Stated task =>
Omit all images. Transcribe the rest of the material below exactly.

========

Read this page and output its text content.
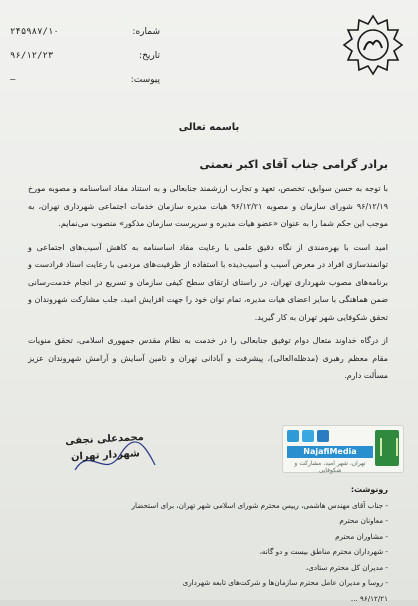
شماره:
۲۴۵۹۸۷/۱۰
تاریخ:
۹۶/۱۲/۲۳
پیوست:
—
باسمه تعالی
برادر گرامی جناب آقای اکبر نعمتی

با توجه به حسن سوابق، تخصص، تعهد و تجارب ارزشمند جنابعالی و به استناد مفاد اساسنامه و مصوبه مورخ ۹۶/۱۲/۱۹ شورای سازمان و مصوبه ۹۶/۱۲/۲۱ هیات مدیره سازمان خدمات اجتماعی شهرداری تهران، به موجب این حکم شما را به عنوان «عضو هیات مدیره و سرپرست سازمان مذکور» منصوب می‌نمایم.

امید است با بهره‌مندی از نگاه دقیق علمی با رعایت مفاد اساسنامه به کاهش آسیب‌های اجتماعی و توانمندسازی افراد در معرض آسیب و آسیب‌دیده با استفاده از ظرفیت‌های مردمی با رعایت اسناد فرادست و برنامه‌های مصوب شهرداری تهران، در راستای ارتقای سطح کیفی سازمان و تسریع در انجام خدمت‌رسانی ضمن هماهنگی با سایر اعضای هیات مدیره، تمام توان خود را جهت افزایش امید، جلب مشارکت شهروندان و تحقق شکوفایی شهر تهران به کار گیرید.

از درگاه خداوند متعال دوام توفیق جنابعالی را در خدمت به نظام مقدس جمهوری اسلامی، تحقق منویات مقام معظم رهبری (مدظله‌العالی)، پیشرفت و آبادانی تهران و تامین آسایش و آرامش شهروندان عزیز مسألت دارم.

محمدعلی نجفی
شهردار تهران	NajafiMedia
تهران، شهر امید، مشارکت و شکوفایی
رونوشت:
- جناب آقای مهندس هاشمی، رییس محترم شورای اسلامی شهر تهران، برای استحضار
- معاونان محترم
- مشاوران محترم
- شهرداران محترم مناطق بیست و دو گانه،
- مدیران کل محترم ستادی،
- روسا و مدیران عامل محترم سازمان‌ها و شرکت‌های تابعه شهرداری
۹۶/۱۲/۲۱ ...
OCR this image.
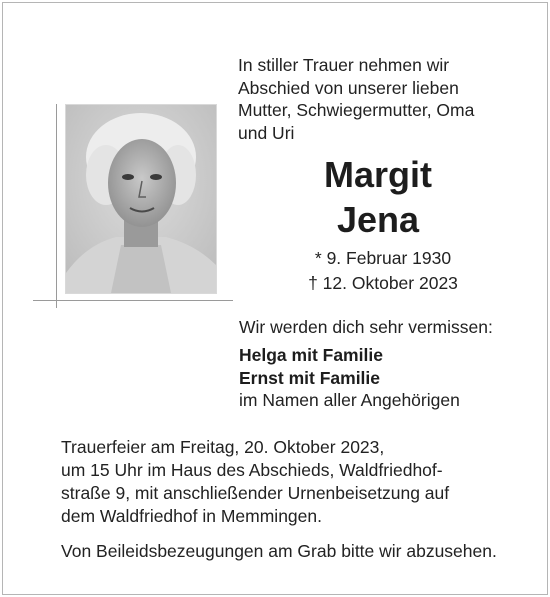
In stiller Trauer nehmen wir
Abschied von unserer lieben
Mutter, Schwiegermutter, Oma
und Uri
Margit
Jena
* 9. Februar 1930
† 12. Oktober 2023
Wir werden dich sehr vermissen:
Helga mit Familie
Ernst mit Familie
im Namen aller Angehörigen
Trauerfeier am Freitag, 20. Oktober 2023,
um 15 Uhr im Haus des Abschieds, Waldfriedhof-
straße 9, mit anschließender Urnenbeisetzung auf
dem Waldfriedhof in Memmingen.
Von Beileidsbezeugungen am Grab bitte wir abzusehen.
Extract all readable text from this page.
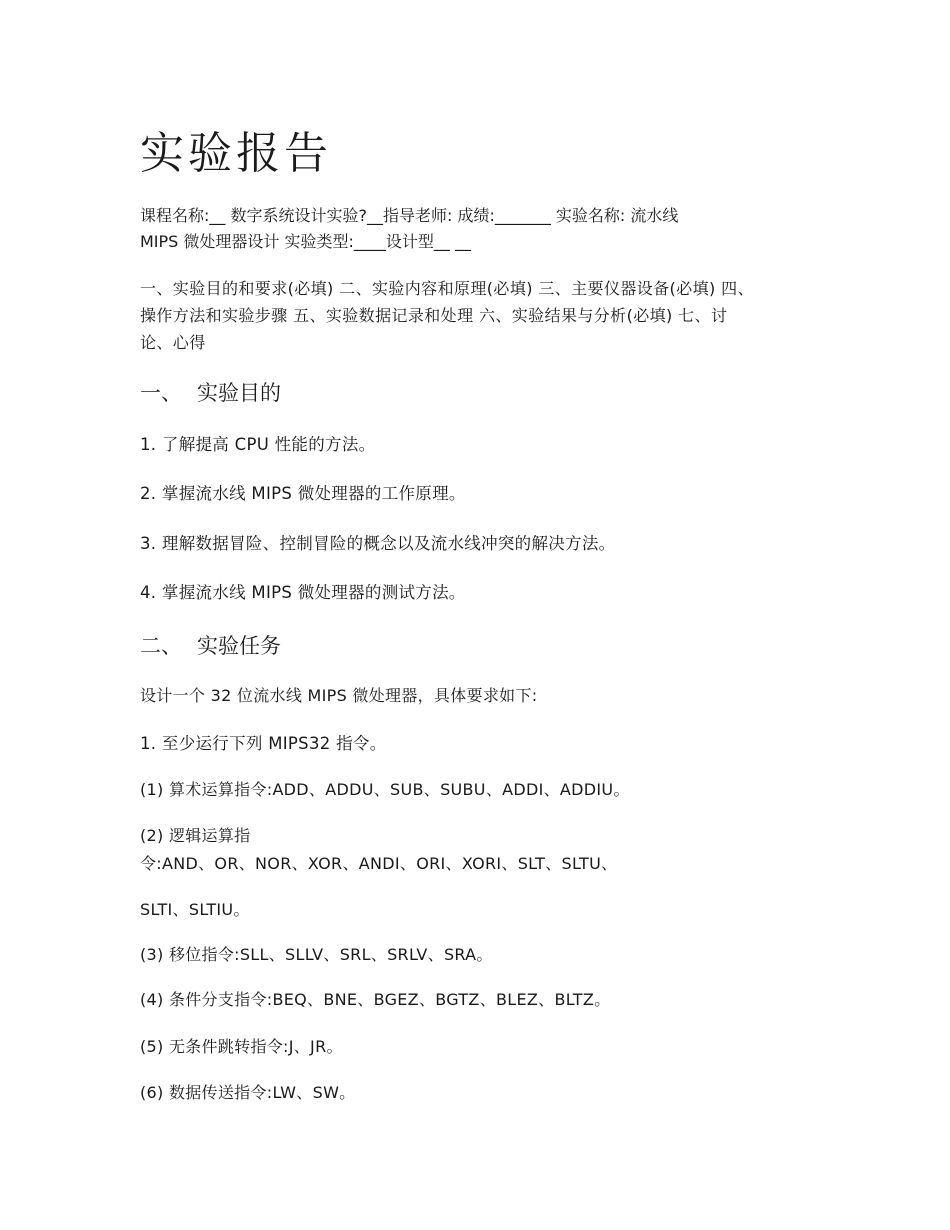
实验报告

课程名称:__ 数字系统设计实验?__指导老师: 成绩:_______ 实验名称: 流水线

MIPS 微处理器设计 实验类型:____设计型__ __

一、实验目的和要求(必填) 二、实验内容和原理(必填) 三、主要仪器设备(必填) 四、

操作方法和实验步骤 五、实验数据记录和处理 六、实验结果与分析(必填) 七、讨

论、心得

一、 实验目的

1. 了解提高 CPU 性能的方法。

2. 掌握流水线 MIPS 微处理器的工作原理。

3. 理解数据冒险、控制冒险的概念以及流水线冲突的解决方法。

4. 掌握流水线 MIPS 微处理器的测试方法。

二、 实验任务

设计一个 32 位流水线 MIPS 微处理器，具体要求如下:

1. 至少运行下列 MIPS32 指令。

(1) 算术运算指令:ADD、ADDU、SUB、SUBU、ADDI、ADDIU。

(2) 逻辑运算指

令:AND、OR、NOR、XOR、ANDI、ORI、XORI、SLT、SLTU、

SLTI、SLTIU。

(3) 移位指令:SLL、SLLV、SRL、SRLV、SRA。

(4) 条件分支指令:BEQ、BNE、BGEZ、BGTZ、BLEZ、BLTZ。

(5) 无条件跳转指令:J、JR。

(6) 数据传送指令:LW、SW。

========

Completed task =>
Read this page and output its text content.
شماره:
۲۴۵۹۸۷/۱۰
تاریخ:
۹۶/۱۲/۲۳
پیوست:
—
باسمه تعالی
برادر گرامی جناب آقای اکبر نعمتی

با توجه به حسن سوابق، تخصص، تعهد و تجارب ارزشمند جنابعالی و به استناد مفاد اساسنامه و مصوبه مورخ ۹۶/۱۲/۱۹ شورای سازمان و مصوبه ۹۶/۱۲/۲۱ هیات مدیره سازمان خدمات اجتماعی شهرداری تهران، به موجب این حکم شما را به عنوان «عضو هیات مدیره و سرپرست سازمان مذکور» منصوب می‌نمایم.

امید است با بهره‌مندی از نگاه دقیق علمی با رعایت مفاد اساسنامه به کاهش آسیب‌های اجتماعی و توانمندسازی افراد در معرض آسیب و آسیب‌دیده با استفاده از ظرفیت‌های مردمی با رعایت اسناد فرادست و برنامه‌های مصوب شهرداری تهران، در راستای ارتقای سطح کیفی سازمان و تسریع در انجام خدمت‌رسانی ضمن هماهنگی با سایر اعضای هیات مدیره، تمام توان خود را جهت افزایش امید، جلب مشارکت شهروندان و تحقق شکوفایی شهر تهران به کار گیرید.

از درگاه خداوند متعال دوام توفیق جنابعالی را در خدمت به نظام مقدس جمهوری اسلامی، تحقق منویات مقام معظم رهبری (مدظله‌العالی)، پیشرفت و آبادانی تهران و تامین آسایش و آرامش شهروندان عزیز مسألت دارم.

محمدعلی نجفی
شهردار تهران	NajafiMedia
تهران، شهر امید، مشارکت و شکوفایی
رونوشت:
- جناب آقای مهندس هاشمی، رییس محترم شورای اسلامی شهر تهران، برای استحضار
- معاونان محترم
- مشاوران محترم
- شهرداران محترم مناطق بیست و دو گانه،
- مدیران کل محترم ستادی،
- روسا و مدیران عامل محترم سازمان‌ها و شرکت‌های تابعه شهرداری
۹۶/۱۲/۲۱ ...
OCR this image.
In stiller Trauer nehmen wir
Abschied von unserer lieben
Mutter, Schwiegermutter, Oma
und Uri
Margit
Jena
* 9. Februar 1930
† 12. Oktober 2023
Wir werden dich sehr vermissen:
Helga mit Familie
Ernst mit Familie
im Namen aller Angehörigen
Trauerfeier am Freitag, 20. Oktober 2023,
um 15 Uhr im Haus des Abschieds, Waldfriedhof-
straße 9, mit anschließender Urnenbeisetzung auf
dem Waldfriedhof in Memmingen.
Von Beileidsbezeugungen am Grab bitte wir abzusehen.
Extract all readable text from this page.
实验报告

课程名称:__ 数字系统设计实验?__指导老师: 成绩:_______ 实验名称: 流水线

MIPS 微处理器设计 实验类型:____设计型__ __

一、实验目的和要求(必填) 二、实验内容和原理(必填) 三、主要仪器设备(必填) 四、

操作方法和实验步骤 五、实验数据记录和处理 六、实验结果与分析(必填) 七、讨

论、心得

一、 实验目的

1. 了解提高 CPU 性能的方法。

2. 掌握流水线 MIPS 微处理器的工作原理。

3. 理解数据冒险、控制冒险的概念以及流水线冲突的解决方法。

4. 掌握流水线 MIPS 微处理器的测试方法。

二、 实验任务

设计一个 32 位流水线 MIPS 微处理器，具体要求如下:

1. 至少运行下列 MIPS32 指令。

(1) 算术运算指令:ADD、ADDU、SUB、SUBU、ADDI、ADDIU。

(2) 逻辑运算指

令:AND、OR、NOR、XOR、ANDI、ORI、XORI、SLT、SLTU、

SLTI、SLTIU。

(3) 移位指令:SLL、SLLV、SRL、SRLV、SRA。

(4) 条件分支指令:BEQ、BNE、BGEZ、BGTZ、BLEZ、BLTZ。

(5) 无条件跳转指令:J、JR。

(6) 数据传送指令:LW、SW。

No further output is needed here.